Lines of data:

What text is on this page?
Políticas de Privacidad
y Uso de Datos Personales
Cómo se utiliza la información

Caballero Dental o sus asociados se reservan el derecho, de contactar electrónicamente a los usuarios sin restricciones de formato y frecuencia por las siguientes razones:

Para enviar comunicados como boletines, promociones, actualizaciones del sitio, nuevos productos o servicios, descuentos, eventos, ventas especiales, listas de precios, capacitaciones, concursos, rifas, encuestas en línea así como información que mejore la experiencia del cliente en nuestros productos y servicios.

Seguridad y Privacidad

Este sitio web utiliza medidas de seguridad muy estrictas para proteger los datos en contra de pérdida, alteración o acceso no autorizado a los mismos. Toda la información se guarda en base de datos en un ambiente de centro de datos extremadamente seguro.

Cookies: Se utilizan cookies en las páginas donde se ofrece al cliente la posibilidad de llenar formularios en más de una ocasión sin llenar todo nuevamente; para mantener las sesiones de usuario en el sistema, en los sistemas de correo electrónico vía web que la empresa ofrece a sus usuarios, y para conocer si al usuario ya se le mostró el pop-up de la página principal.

WRITTEN INSTRUCTION:
Transcribe all of the material exactly. Omit nothing.

ANSWER TO THE TASK:
What text is on this page?
Políticas de Privacidad
y Uso de Datos Personales
Cómo se utiliza la información

Caballero Dental o sus asociados se reservan el derecho, de contactar electrónicamente a los usuarios sin restricciones de formato y frecuencia por las siguientes razones:

Para enviar comunicados como boletines, promociones, actualizaciones del sitio, nuevos productos o servicios, descuentos, eventos, ventas especiales, listas de precios, capacitaciones, concursos, rifas, encuestas en línea así como información que mejore la experiencia del cliente en nuestros productos y servicios.

Seguridad y Privacidad

Este sitio web utiliza medidas de seguridad muy estrictas para proteger los datos en contra de pérdida, alteración o acceso no autorizado a los mismos. Toda la información se guarda en base de datos en un ambiente de centro de datos extremadamente seguro.

Cookies: Se utilizan cookies en las páginas donde se ofrece al cliente la posibilidad de llenar formularios en más de una ocasión sin llenar todo nuevamente; para mantener las sesiones de usuario en el sistema, en los sistemas de correo electrónico vía web que la empresa ofrece a sus usuarios, y para conocer si al usuario ya se le mostró el pop-up de la página principal.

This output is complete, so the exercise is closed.